■ Stored entries:

———

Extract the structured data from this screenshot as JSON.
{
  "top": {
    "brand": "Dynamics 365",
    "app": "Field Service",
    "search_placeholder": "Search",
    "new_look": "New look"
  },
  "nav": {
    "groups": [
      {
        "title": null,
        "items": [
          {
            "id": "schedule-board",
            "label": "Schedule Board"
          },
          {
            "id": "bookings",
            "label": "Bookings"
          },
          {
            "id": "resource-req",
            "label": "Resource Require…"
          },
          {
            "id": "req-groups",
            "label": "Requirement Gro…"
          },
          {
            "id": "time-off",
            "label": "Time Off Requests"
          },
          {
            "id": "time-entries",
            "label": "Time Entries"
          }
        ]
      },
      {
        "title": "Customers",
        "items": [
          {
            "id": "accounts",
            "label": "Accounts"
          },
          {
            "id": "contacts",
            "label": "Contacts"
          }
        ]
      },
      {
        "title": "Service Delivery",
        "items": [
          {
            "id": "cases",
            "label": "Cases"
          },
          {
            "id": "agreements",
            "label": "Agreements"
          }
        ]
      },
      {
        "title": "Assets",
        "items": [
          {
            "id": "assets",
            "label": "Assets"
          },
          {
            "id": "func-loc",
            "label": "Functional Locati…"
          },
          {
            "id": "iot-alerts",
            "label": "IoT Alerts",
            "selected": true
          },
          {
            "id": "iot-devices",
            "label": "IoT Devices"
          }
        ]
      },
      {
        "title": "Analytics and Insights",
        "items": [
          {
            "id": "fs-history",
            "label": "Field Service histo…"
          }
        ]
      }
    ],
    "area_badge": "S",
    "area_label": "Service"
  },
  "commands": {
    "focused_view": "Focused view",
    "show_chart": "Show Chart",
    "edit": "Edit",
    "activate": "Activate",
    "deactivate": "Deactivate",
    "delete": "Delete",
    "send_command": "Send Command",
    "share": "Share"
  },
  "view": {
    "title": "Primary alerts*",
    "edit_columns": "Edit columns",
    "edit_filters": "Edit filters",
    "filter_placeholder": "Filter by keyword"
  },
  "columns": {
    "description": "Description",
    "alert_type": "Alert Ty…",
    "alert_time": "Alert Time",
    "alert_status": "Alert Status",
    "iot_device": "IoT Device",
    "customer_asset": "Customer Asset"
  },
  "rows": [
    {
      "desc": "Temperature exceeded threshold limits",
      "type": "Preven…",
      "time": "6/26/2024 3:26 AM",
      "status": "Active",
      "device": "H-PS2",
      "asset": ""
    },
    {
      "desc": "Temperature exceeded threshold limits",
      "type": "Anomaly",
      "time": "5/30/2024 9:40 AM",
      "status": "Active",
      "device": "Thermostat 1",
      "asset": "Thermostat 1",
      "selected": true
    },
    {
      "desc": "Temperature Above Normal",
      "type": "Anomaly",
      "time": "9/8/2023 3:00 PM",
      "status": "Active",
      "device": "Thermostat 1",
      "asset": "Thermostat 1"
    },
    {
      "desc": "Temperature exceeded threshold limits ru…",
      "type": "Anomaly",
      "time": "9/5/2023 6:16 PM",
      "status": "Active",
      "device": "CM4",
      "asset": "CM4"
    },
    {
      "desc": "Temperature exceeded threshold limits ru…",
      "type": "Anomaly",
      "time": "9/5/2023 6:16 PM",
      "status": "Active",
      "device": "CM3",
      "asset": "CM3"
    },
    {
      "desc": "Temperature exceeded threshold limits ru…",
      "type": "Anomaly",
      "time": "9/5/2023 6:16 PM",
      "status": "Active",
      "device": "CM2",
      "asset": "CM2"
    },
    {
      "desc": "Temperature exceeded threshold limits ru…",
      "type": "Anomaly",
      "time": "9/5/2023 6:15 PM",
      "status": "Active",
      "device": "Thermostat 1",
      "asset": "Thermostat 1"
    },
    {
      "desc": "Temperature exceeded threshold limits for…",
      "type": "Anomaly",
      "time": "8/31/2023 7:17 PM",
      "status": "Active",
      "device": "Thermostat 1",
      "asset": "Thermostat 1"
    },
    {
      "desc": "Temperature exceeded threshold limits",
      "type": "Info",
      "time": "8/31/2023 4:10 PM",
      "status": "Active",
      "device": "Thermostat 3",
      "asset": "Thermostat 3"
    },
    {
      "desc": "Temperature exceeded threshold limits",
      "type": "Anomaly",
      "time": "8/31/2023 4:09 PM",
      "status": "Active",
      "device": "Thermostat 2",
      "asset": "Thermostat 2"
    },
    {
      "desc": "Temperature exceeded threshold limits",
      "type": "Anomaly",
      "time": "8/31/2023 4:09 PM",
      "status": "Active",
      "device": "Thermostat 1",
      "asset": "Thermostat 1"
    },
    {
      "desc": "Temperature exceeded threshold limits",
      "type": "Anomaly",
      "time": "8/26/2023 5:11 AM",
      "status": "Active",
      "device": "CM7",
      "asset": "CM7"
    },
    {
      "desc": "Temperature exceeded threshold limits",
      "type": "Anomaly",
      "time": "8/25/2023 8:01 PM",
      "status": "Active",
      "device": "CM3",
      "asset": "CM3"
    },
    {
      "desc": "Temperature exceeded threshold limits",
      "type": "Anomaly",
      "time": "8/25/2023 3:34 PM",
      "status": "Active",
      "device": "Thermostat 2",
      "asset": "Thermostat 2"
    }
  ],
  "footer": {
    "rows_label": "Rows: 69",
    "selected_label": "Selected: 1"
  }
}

———

Return each line of the records above exactly as it reads.

Extract the structured data from this screenshot as JSON.
{
  "top": {
    "brand": "Dynamics 365",
    "app": "Field Service",
    "search_placeholder": "Search",
    "new_look": "New look"
  },
  "nav": {
    "groups": [
      {
        "title": null,
        "items": [
          {
            "id": "schedule-board",
            "label": "Schedule Board"
          },
          {
            "id": "bookings",
            "label": "Bookings"
          },
          {
            "id": "resource-req",
            "label": "Resource Require…"
          },
          {
            "id": "req-groups",
            "label": "Requirement Gro…"
          },
          {
            "id": "time-off",
            "label": "Time Off Requests"
          },
          {
            "id": "time-entries",
            "label": "Time Entries"
          }
        ]
      },
      {
        "title": "Customers",
        "items": [
          {
            "id": "accounts",
            "label": "Accounts"
          },
          {
            "id": "contacts",
            "label": "Contacts"
          }
        ]
      },
      {
        "title": "Service Delivery",
        "items": [
          {
            "id": "cases",
            "label": "Cases"
          },
          {
            "id": "agreements",
            "label": "Agreements"
          }
        ]
      },
      {
        "title": "Assets",
        "items": [
          {
            "id": "assets",
            "label": "Assets"
          },
          {
            "id": "func-loc",
            "label": "Functional Locati…"
          },
          {
            "id": "iot-alerts",
            "label": "IoT Alerts",
            "selected": true
          },
          {
            "id": "iot-devices",
            "label": "IoT Devices"
          }
        ]
      },
      {
        "title": "Analytics and Insights",
        "items": [
          {
            "id": "fs-history",
            "label": "Field Service histo…"
          }
        ]
      }
    ],
    "area_badge": "S",
    "area_label": "Service"
  },
  "commands": {
    "focused_view": "Focused view",
    "show_chart": "Show Chart",
    "edit": "Edit",
    "activate": "Activate",
    "deactivate": "Deactivate",
    "delete": "Delete",
    "send_command": "Send Command",
    "share": "Share"
  },
  "view": {
    "title": "Primary alerts*",
    "edit_columns": "Edit columns",
    "edit_filters": "Edit filters",
    "filter_placeholder": "Filter by keyword"
  },
  "columns": {
    "description": "Description",
    "alert_type": "Alert Ty…",
    "alert_time": "Alert Time",
    "alert_status": "Alert Status",
    "iot_device": "IoT Device",
    "customer_asset": "Customer Asset"
  },
  "rows": [
    {
      "desc": "Temperature exceeded threshold limits",
      "type": "Preven…",
      "time": "6/26/2024 3:26 AM",
      "status": "Active",
      "device": "H-PS2",
      "asset": ""
    },
    {
      "desc": "Temperature exceeded threshold limits",
      "type": "Anomaly",
      "time": "5/30/2024 9:40 AM",
      "status": "Active",
      "device": "Thermostat 1",
      "asset": "Thermostat 1",
      "selected": true
    },
    {
      "desc": "Temperature Above Normal",
      "type": "Anomaly",
      "time": "9/8/2023 3:00 PM",
      "status": "Active",
      "device": "Thermostat 1",
      "asset": "Thermostat 1"
    },
    {
      "desc": "Temperature exceeded threshold limits ru…",
      "type": "Anomaly",
      "time": "9/5/2023 6:16 PM",
      "status": "Active",
      "device": "CM4",
      "asset": "CM4"
    },
    {
      "desc": "Temperature exceeded threshold limits ru…",
      "type": "Anomaly",
      "time": "9/5/2023 6:16 PM",
      "status": "Active",
      "device": "CM3",
      "asset": "CM3"
    },
    {
      "desc": "Temperature exceeded threshold limits ru…",
      "type": "Anomaly",
      "time": "9/5/2023 6:16 PM",
      "status": "Active",
      "device": "CM2",
      "asset": "CM2"
    },
    {
      "desc": "Temperature exceeded threshold limits ru…",
      "type": "Anomaly",
      "time": "9/5/2023 6:15 PM",
      "status": "Active",
      "device": "Thermostat 1",
      "asset": "Thermostat 1"
    },
    {
      "desc": "Temperature exceeded threshold limits for…",
      "type": "Anomaly",
      "time": "8/31/2023 7:17 PM",
      "status": "Active",
      "device": "Thermostat 1",
      "asset": "Thermostat 1"
    },
    {
      "desc": "Temperature exceeded threshold limits",
      "type": "Info",
      "time": "8/31/2023 4:10 PM",
      "status": "Active",
      "device": "Thermostat 3",
      "asset": "Thermostat 3"
    },
    {
      "desc": "Temperature exceeded threshold limits",
      "type": "Anomaly",
      "time": "8/31/2023 4:09 PM",
      "status": "Active",
      "device": "Thermostat 2",
      "asset": "Thermostat 2"
    },
    {
      "desc": "Temperature exceeded threshold limits",
      "type": "Anomaly",
      "time": "8/31/2023 4:09 PM",
      "status": "Active",
      "device": "Thermostat 1",
      "asset": "Thermostat 1"
    },
    {
      "desc": "Temperature exceeded threshold limits",
      "type": "Anomaly",
      "time": "8/26/2023 5:11 AM",
      "status": "Active",
      "device": "CM7",
      "asset": "CM7"
    },
    {
      "desc": "Temperature exceeded threshold limits",
      "type": "Anomaly",
      "time": "8/25/2023 8:01 PM",
      "status": "Active",
      "device": "CM3",
      "asset": "CM3"
    },
    {
      "desc": "Temperature exceeded threshold limits",
      "type": "Anomaly",
      "time": "8/25/2023 3:34 PM",
      "status": "Active",
      "device": "Thermostat 2",
      "asset": "Thermostat 2"
    }
  ],
  "footer": {
    "rows_label": "Rows: 69",
    "selected_label": "Selected: 1"
  }
}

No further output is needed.